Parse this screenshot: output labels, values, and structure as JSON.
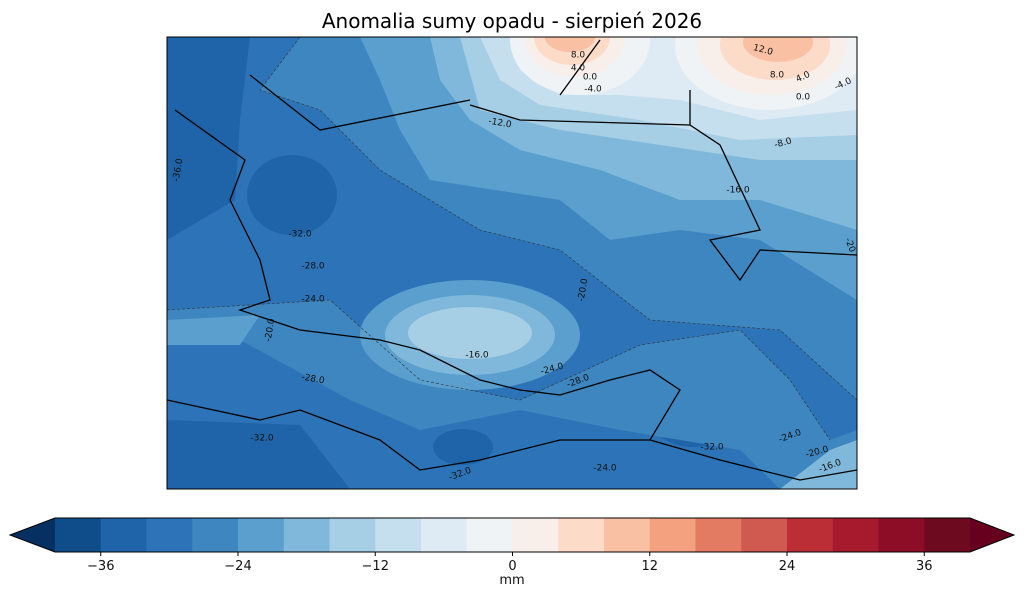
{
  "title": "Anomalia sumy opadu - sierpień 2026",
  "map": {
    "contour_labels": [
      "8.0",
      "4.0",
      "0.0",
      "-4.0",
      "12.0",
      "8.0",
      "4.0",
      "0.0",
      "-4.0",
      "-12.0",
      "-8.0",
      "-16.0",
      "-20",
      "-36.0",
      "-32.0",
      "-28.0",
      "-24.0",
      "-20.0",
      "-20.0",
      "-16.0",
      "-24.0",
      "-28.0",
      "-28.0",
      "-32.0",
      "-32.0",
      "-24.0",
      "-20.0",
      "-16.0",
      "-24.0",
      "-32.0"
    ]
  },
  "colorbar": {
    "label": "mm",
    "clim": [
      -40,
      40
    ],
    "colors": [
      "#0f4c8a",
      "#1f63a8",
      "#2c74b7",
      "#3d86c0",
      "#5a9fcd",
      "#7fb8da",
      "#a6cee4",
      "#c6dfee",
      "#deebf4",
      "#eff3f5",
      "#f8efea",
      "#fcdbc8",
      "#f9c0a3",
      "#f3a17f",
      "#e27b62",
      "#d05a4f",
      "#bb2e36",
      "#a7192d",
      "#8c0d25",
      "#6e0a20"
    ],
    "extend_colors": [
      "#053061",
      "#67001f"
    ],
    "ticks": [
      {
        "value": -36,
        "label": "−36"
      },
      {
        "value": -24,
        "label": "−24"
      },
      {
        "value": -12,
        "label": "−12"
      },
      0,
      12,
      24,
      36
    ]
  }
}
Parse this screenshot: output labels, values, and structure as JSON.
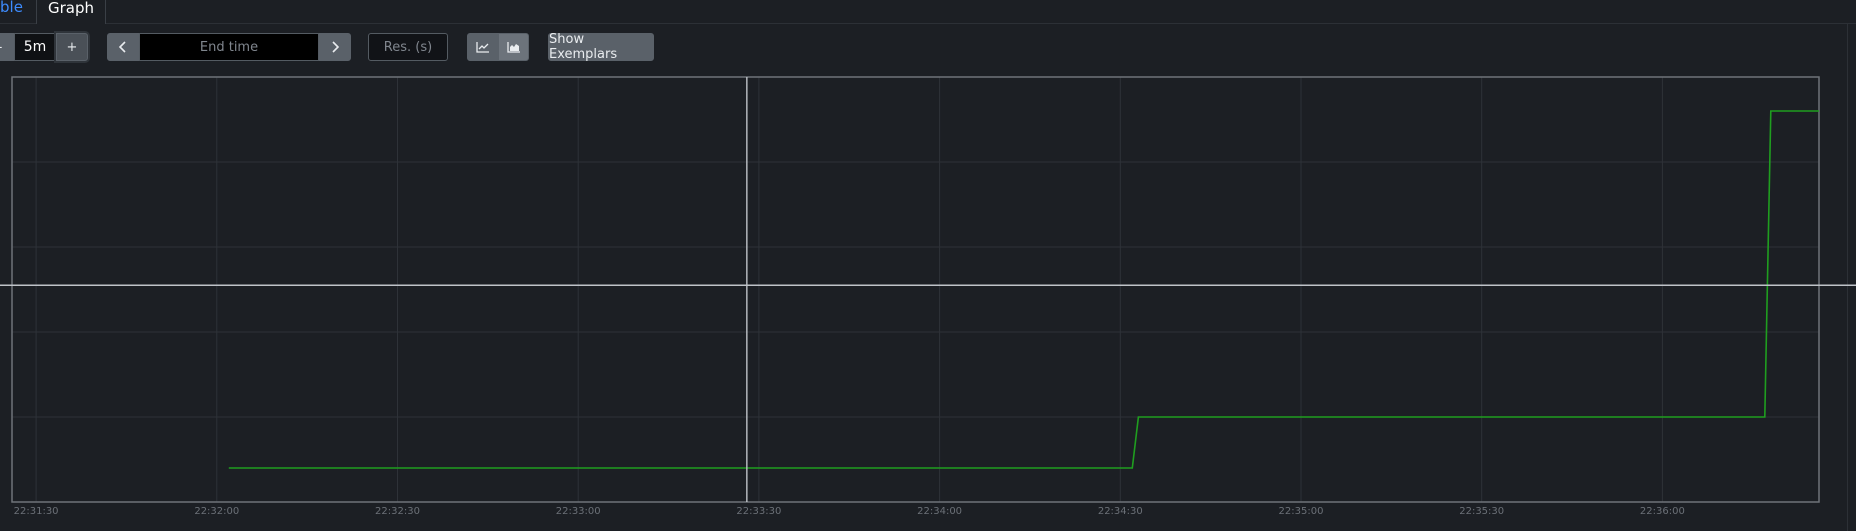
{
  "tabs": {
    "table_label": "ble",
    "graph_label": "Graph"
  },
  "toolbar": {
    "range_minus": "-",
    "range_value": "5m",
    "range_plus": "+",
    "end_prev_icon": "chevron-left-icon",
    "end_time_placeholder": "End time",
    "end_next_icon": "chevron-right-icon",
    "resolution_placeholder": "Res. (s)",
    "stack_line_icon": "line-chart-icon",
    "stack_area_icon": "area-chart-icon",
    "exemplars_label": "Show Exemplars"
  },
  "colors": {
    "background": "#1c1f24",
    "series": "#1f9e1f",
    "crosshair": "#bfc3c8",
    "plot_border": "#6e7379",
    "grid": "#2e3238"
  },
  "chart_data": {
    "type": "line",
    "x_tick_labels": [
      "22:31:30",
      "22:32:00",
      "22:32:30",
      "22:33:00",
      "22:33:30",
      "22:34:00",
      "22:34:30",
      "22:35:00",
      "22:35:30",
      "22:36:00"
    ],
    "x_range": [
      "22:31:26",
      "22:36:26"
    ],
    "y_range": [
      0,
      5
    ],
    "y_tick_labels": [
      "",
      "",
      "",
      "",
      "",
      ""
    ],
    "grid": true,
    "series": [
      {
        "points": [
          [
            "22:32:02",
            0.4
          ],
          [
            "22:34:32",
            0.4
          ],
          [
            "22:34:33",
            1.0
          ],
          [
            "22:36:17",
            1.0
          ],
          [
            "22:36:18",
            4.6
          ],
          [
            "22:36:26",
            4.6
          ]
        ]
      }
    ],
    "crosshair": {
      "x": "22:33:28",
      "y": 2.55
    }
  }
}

-------

◆ Directions
Are you able to set down all the lines above exactly, without any pictures?

◆ Response for this exercise
Parse this screenshot: output labels, values, and structure as JSON.
{
  "title": "Anomalia sumy opadu - sierpień 2026",
  "map": {
    "contour_labels": [
      "8.0",
      "4.0",
      "0.0",
      "-4.0",
      "12.0",
      "8.0",
      "4.0",
      "0.0",
      "-4.0",
      "-12.0",
      "-8.0",
      "-16.0",
      "-20",
      "-36.0",
      "-32.0",
      "-28.0",
      "-24.0",
      "-20.0",
      "-20.0",
      "-16.0",
      "-24.0",
      "-28.0",
      "-28.0",
      "-32.0",
      "-32.0",
      "-24.0",
      "-20.0",
      "-16.0",
      "-24.0",
      "-32.0"
    ]
  },
  "colorbar": {
    "label": "mm",
    "clim": [
      -40,
      40
    ],
    "colors": [
      "#0f4c8a",
      "#1f63a8",
      "#2c74b7",
      "#3d86c0",
      "#5a9fcd",
      "#7fb8da",
      "#a6cee4",
      "#c6dfee",
      "#deebf4",
      "#eff3f5",
      "#f8efea",
      "#fcdbc8",
      "#f9c0a3",
      "#f3a17f",
      "#e27b62",
      "#d05a4f",
      "#bb2e36",
      "#a7192d",
      "#8c0d25",
      "#6e0a20"
    ],
    "extend_colors": [
      "#053061",
      "#67001f"
    ],
    "ticks": [
      {
        "value": -36,
        "label": "−36"
      },
      {
        "value": -24,
        "label": "−24"
      },
      {
        "value": -12,
        "label": "−12"
      },
      0,
      12,
      24,
      36
    ]
  }
}
Parse this screenshot: output labels, values, and structure as JSON.
{
  "tabs": {
    "table_label": "ble",
    "graph_label": "Graph"
  },
  "toolbar": {
    "range_minus": "-",
    "range_value": "5m",
    "range_plus": "+",
    "end_prev_icon": "chevron-left-icon",
    "end_time_placeholder": "End time",
    "end_next_icon": "chevron-right-icon",
    "resolution_placeholder": "Res. (s)",
    "stack_line_icon": "line-chart-icon",
    "stack_area_icon": "area-chart-icon",
    "exemplars_label": "Show Exemplars"
  },
  "colors": {
    "background": "#1c1f24",
    "series": "#1f9e1f",
    "crosshair": "#bfc3c8",
    "plot_border": "#6e7379",
    "grid": "#2e3238"
  },
  "chart_data": {
    "type": "line",
    "x_tick_labels": [
      "22:31:30",
      "22:32:00",
      "22:32:30",
      "22:33:00",
      "22:33:30",
      "22:34:00",
      "22:34:30",
      "22:35:00",
      "22:35:30",
      "22:36:00"
    ],
    "x_range": [
      "22:31:26",
      "22:36:26"
    ],
    "y_range": [
      0,
      5
    ],
    "y_tick_labels": [
      "",
      "",
      "",
      "",
      "",
      ""
    ],
    "grid": true,
    "series": [
      {
        "points": [
          [
            "22:32:02",
            0.4
          ],
          [
            "22:34:32",
            0.4
          ],
          [
            "22:34:33",
            1.0
          ],
          [
            "22:36:17",
            1.0
          ],
          [
            "22:36:18",
            4.6
          ],
          [
            "22:36:26",
            4.6
          ]
        ]
      }
    ],
    "crosshair": {
      "x": "22:33:28",
      "y": 2.55
    }
  }
}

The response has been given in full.